VORLIEGENDER AUSZUG:
· · ·

Zum Auftakt referierte Rötzel über das globale „Zukunftsprojekt Erde“, ein Vortrag, der im Rahmen des Wissenschaftsjahres 2012 zum selbigen Thema, die Vernetzung und Wirkungszusammenhänge zwischen Klimasystem, den Ökosystemen und den anthropogenen Systemen darstellte. Wesentliche Schlüsselfaktoren wie Bevölkerungsentwicklung, Energiebedarf, Flächennutzung, Landnutzungsänderung, Wasserverbrauch, Ressourcennutzung und Verwertung wurden in ihrer Dynamik dargestellt und ihre Nah- und Fernwirkungen thematisiert. Systemdynamiken wie Rückkoppelungsschleifen und Rebound-Effekte wurden von Rötzel anschaulich und beispielhaft dargestellt.

 

Die Darstellung der bisherigen Entwicklung endete mit der eindrücklichen Feststellung, dass ein Fortführen der bisherigen menschlichen Lebensweisen langfristig nicht günstig sei. Und dass eine Verbesserung vieler kulturellen Leistungen und Errungenschaften im Sinne einer sozialen, ökologischen und klimatischen Verträglichkeit sinnvoll sei. Diese Einschätzung teilten die Schülerinnen und Schüler der Jahrgangsstufe 11 und hatten besonders großes Interesse an verschiedenen Lösungsansätzen, Schlüsseltechnologien und möglichen Zukunftsbranchen und Berufen. Rötzel zeigte Beispiele aus mehreren gesellschaftlichen Bereichen von Einsparmaßnahmen und Effizienzmaßnahmen bis hin zur sog. „Suffizienz“, dem Verzicht auf Artefakte und technische Hilfsmittel. Die Schülerinnen und Schüler merkten an, dass hier besonders viele Hindernisse liegen würden, um eine nachhaltigere Gesellschaft zu etablieren, und dass die Menschen nicht bereit wären auf liebgewonnene Rituale oder Luxus zu verzichten. Auch die Bereitschaft Gelder zu investieren könnte eher problematisch sein, merkten die Elftklässler an.

 

Stefan Rötzel belebte die Diskussion immer wieder mit beispielhaften Projekten, vom klimaverträglichem Mensa-Menü, zu bionischen Wohngebäudekonzepten, die nach dem Vorbild von Termitenbauten entworfen wurden, bis hin zu lokalen Initiativen, die selber Ökostrom produzieren. Zudem wurden mögliche Schlüsseltechnologien wie dezentrale Energieversorgung, effiziente Beleuchtungstechnologien, und Nutzungskonzepte wie Car-Sharing, Mitfahrzentralen und Anreizsysteme besprochen.

 

Auf großes Interesse stieß die ganzheitliche Betrachtung von Produkten, von der Entstehung, dem Materialeinsatz bis hin zur Nutzung und Entsorgung, die in Zukunft stärker in Stoffkreisläufen organisiert werden könnte. Ein Bürostuhl-Unternehmen würde nicht mehr nur Stühle verkaufen, sondern sie vermieten, immer wieder defekte Teile austauschen und somit auch die gesamte Wertschöpfungskette neu organisieren.

· · ·

ZIEL 1:
Entnimm dem Textauszug über das „Zukunftsprojekt Erde“ wortgetreu das Stück von „Auf großes Interesse“ bis einschließlich „Wertschöpfungskette neu organisieren.“.
Die folgenden Datensätze haben mit dem Textauszug nichts zu tun.

· · ·

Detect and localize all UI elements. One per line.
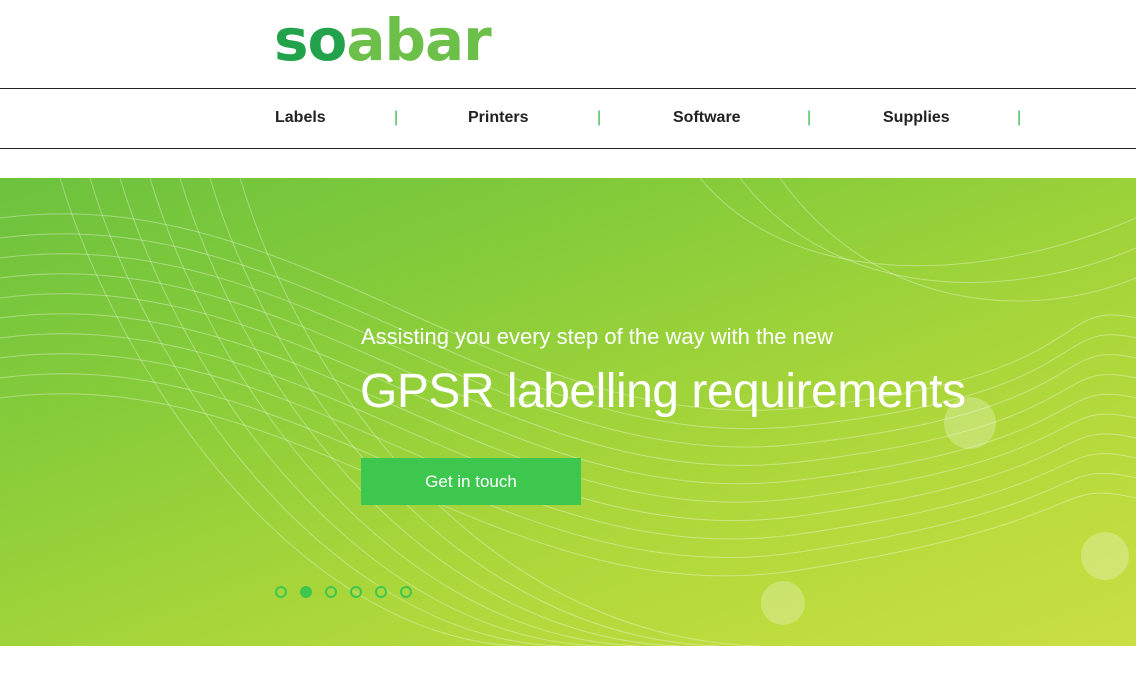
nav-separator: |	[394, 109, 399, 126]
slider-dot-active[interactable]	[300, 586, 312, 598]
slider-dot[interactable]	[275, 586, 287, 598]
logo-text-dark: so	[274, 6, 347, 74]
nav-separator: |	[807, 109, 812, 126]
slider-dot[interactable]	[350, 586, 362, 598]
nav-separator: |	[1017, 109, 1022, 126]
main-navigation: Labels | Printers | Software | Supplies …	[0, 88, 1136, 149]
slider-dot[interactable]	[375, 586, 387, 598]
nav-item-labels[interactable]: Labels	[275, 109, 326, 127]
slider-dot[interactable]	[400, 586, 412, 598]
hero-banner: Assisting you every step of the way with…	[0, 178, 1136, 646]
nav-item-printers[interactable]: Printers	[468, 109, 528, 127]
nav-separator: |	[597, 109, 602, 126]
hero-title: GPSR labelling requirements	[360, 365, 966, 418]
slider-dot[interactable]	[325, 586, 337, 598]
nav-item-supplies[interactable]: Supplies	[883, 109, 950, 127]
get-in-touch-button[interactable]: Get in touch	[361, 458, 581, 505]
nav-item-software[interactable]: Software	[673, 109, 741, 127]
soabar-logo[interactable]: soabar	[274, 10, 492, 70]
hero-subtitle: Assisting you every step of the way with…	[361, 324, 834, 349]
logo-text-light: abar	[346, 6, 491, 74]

· · ·

ZIEL 2:
Tausche in den Datensätzen „nav-separator“ gegen „nav-divider“ aus, und zwar im Abschnitt von der Zeile mit „109, 399, 126]“ bis einschließlich der Zeile mit „main-navigation: Labels |“. Gib nur diese Zeilen wieder und lass alles andere darin unverändert.

VOLLSTÄNDIGE AUSGABE 1:
Auf großes Interesse stieß die ganzheitliche Betrachtung von Produkten, von der Entstehung, dem Materialeinsatz bis hin zur Nutzung und Entsorgung, die in Zukunft stärker in Stoffkreisläufen organisiert werden könnte. Ein Bürostuhl-Unternehmen würde nicht mehr nur Stühle verkaufen, sondern sie vermieten, immer wieder defekte Teile austauschen und somit auch die gesamte Wertschöpfungskette neu organisieren.

VOLLSTÄNDIGE AUSGABE 2:
nav-divider: |	[394, 109, 399, 126]
slider-dot-active[interactable]	[300, 586, 312, 598]
slider-dot[interactable]	[275, 586, 287, 598]
logo-text-dark: so	[274, 6, 347, 74]
nav-divider: |	[807, 109, 812, 126]
slider-dot[interactable]	[350, 586, 362, 598]
nav-divider: |	[1017, 109, 1022, 126]
main-navigation: Labels | Printers | Software | Supplies …	[0, 88, 1136, 149]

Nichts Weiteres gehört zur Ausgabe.